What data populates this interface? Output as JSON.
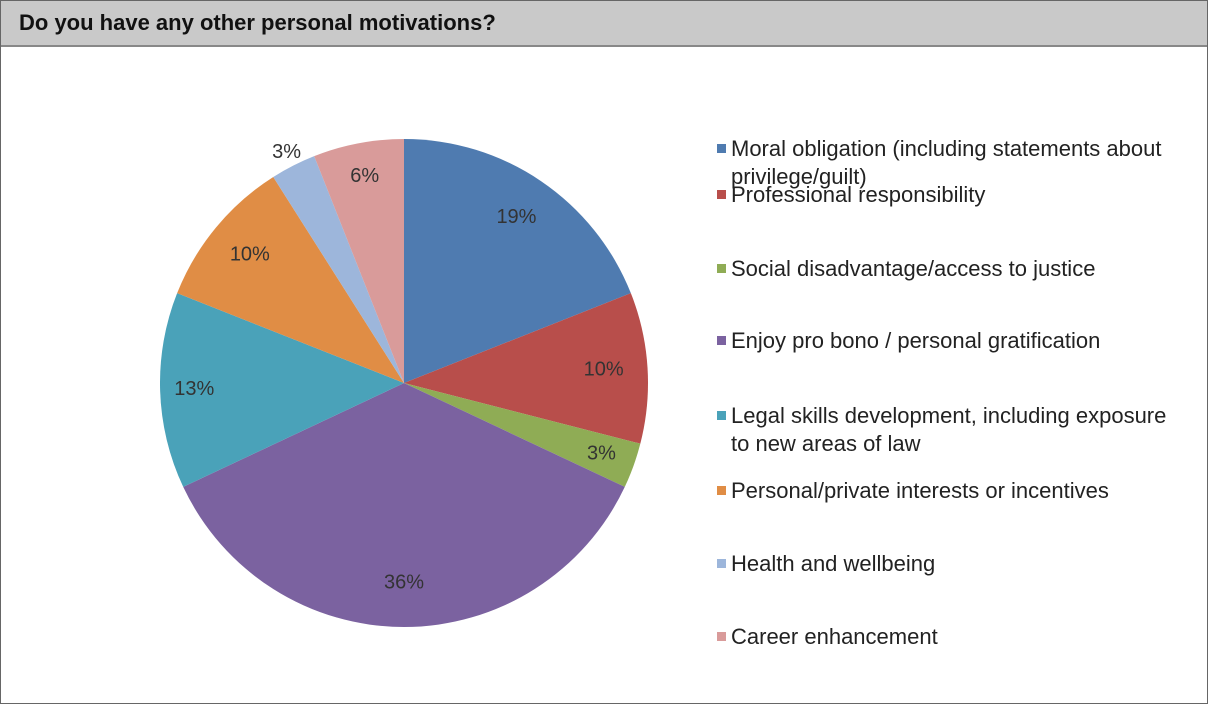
{
  "chart_data": {
    "type": "pie",
    "title": "Do you have any other personal motivations?",
    "categories": [
      "Moral obligation (including statements about privilege/guilt)",
      "Professional responsibility",
      "Social disadvantage/access to justice",
      "Enjoy pro bono / personal gratification",
      "Legal skills development, including exposure to new areas of law",
      "Personal/private interests or incentives",
      "Health and wellbeing",
      "Career enhancement"
    ],
    "values": [
      19,
      10,
      3,
      36,
      13,
      10,
      3,
      6
    ],
    "value_labels": [
      "19%",
      "10%",
      "3%",
      "36%",
      "13%",
      "10%",
      "3%",
      "6%"
    ],
    "colors": [
      "#4f7bb0",
      "#b84e4b",
      "#8fac55",
      "#7b62a0",
      "#4aa2b9",
      "#e08d45",
      "#9db6db",
      "#d99b9a"
    ],
    "legend": "right"
  }
}
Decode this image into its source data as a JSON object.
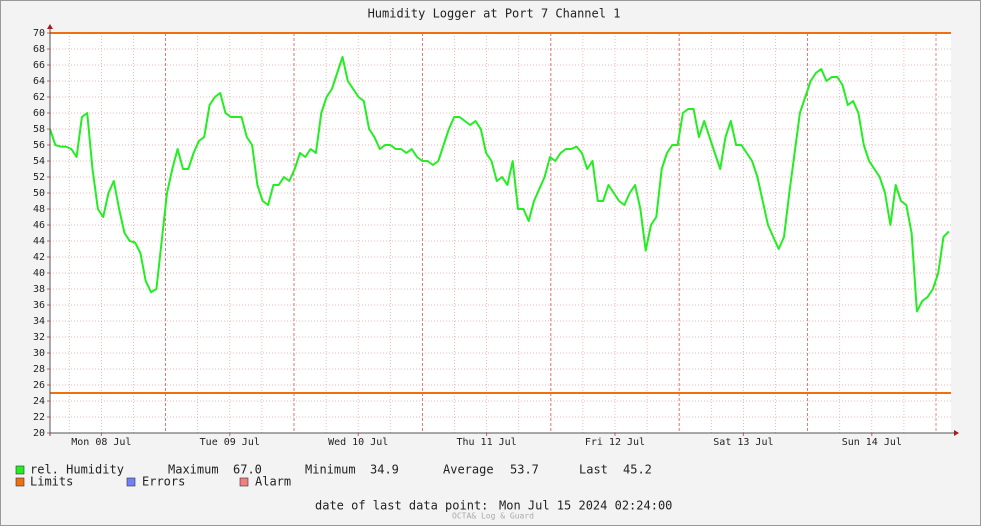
{
  "chart_data": {
    "type": "line",
    "title": "Humidity Logger at Port 7 Channel 1",
    "xlim": [
      "2024-07-08 02:24",
      "2024-07-15 02:48"
    ],
    "xticks": [
      {
        "value": "2024-07-08 12:00",
        "label": "Mon 08 Jul"
      },
      {
        "value": "2024-07-09 12:00",
        "label": "Tue 09 Jul"
      },
      {
        "value": "2024-07-10 12:00",
        "label": "Wed 10 Jul"
      },
      {
        "value": "2024-07-11 12:00",
        "label": "Thu 11 Jul"
      },
      {
        "value": "2024-07-12 12:00",
        "label": "Fri 12 Jul"
      },
      {
        "value": "2024-07-13 12:00",
        "label": "Sat 13 Jul"
      },
      {
        "value": "2024-07-14 12:00",
        "label": "Sun 14 Jul"
      }
    ],
    "ylim": [
      20,
      70
    ],
    "yticks": [
      20,
      22,
      24,
      26,
      28,
      30,
      32,
      34,
      36,
      38,
      40,
      42,
      44,
      46,
      48,
      50,
      52,
      54,
      56,
      58,
      60,
      62,
      64,
      66,
      68,
      70
    ],
    "grid": true,
    "series": [
      {
        "name": "rel. Humidity",
        "color": "#22ee22",
        "x_range": [
          "2024-07-08 02:24",
          "2024-07-15 02:24"
        ],
        "values": [
          58,
          56,
          55.8,
          55.8,
          55.5,
          54.5,
          59.5,
          60,
          53,
          48,
          47,
          50,
          51.5,
          48,
          45,
          44,
          43.8,
          42.5,
          39,
          37.6,
          38,
          44,
          50,
          53,
          55.5,
          53,
          53,
          55,
          56.5,
          57,
          61,
          62,
          62.5,
          60,
          59.5,
          59.5,
          59.5,
          57,
          56,
          51,
          49,
          48.5,
          51,
          51,
          52,
          51.5,
          53,
          55,
          54.5,
          55.5,
          55,
          60,
          62,
          63,
          65,
          67,
          64,
          63,
          62,
          61.5,
          58,
          57,
          55.5,
          56,
          56,
          55.5,
          55.5,
          55,
          55.5,
          54.5,
          54,
          54,
          53.5,
          54,
          56,
          58,
          59.5,
          59.5,
          59,
          58.5,
          59,
          58,
          55,
          54,
          51.5,
          52,
          51,
          54,
          48,
          48,
          46.5,
          49,
          50.5,
          52,
          54.5,
          54,
          55,
          55.5,
          55.5,
          55.8,
          55,
          53,
          54,
          49,
          49,
          51,
          50,
          49,
          48.5,
          50,
          51,
          48,
          42.8,
          46,
          47,
          53,
          55,
          56,
          56,
          60,
          60.5,
          60.5,
          57,
          59,
          57,
          55,
          53,
          57,
          59,
          56,
          56,
          55,
          54,
          52,
          49,
          46,
          44.5,
          43,
          44.5,
          50,
          55,
          60,
          62,
          64,
          65,
          65.5,
          64,
          64.5,
          64.5,
          63.5,
          61,
          61.5,
          60,
          56,
          54,
          53,
          52,
          50,
          46,
          51,
          49,
          48.5,
          45,
          35.2,
          36.5,
          37,
          38,
          40,
          44.5,
          45.2
        ]
      }
    ],
    "limits": {
      "name": "Limits",
      "color": "#f07010",
      "values": [
        70,
        25
      ]
    },
    "legend_extra": [
      {
        "name": "Errors",
        "color": "#7080ff"
      },
      {
        "name": "Alarm",
        "color": "#f08080"
      }
    ],
    "stats": [
      {
        "name": "Maximum",
        "value": 67,
        "value_label": "67.0"
      },
      {
        "name": "Minimum",
        "value": 34.9,
        "value_label": "34.9"
      },
      {
        "name": "Average",
        "value": 53.7,
        "value_label": "53.7"
      },
      {
        "name": "Last",
        "value": 45.2,
        "value_label": "45.2"
      }
    ],
    "footer": {
      "label": "date of last data point:",
      "value": "Mon Jul 15 2024 02:24:00"
    },
    "watermark": "OCTA& Log & Guard"
  }
}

***

What the exercise asks -> Tally up how many lines in the preceding listing contain the word "Humidity". Give nothing but the number.

Reply to the task -> 2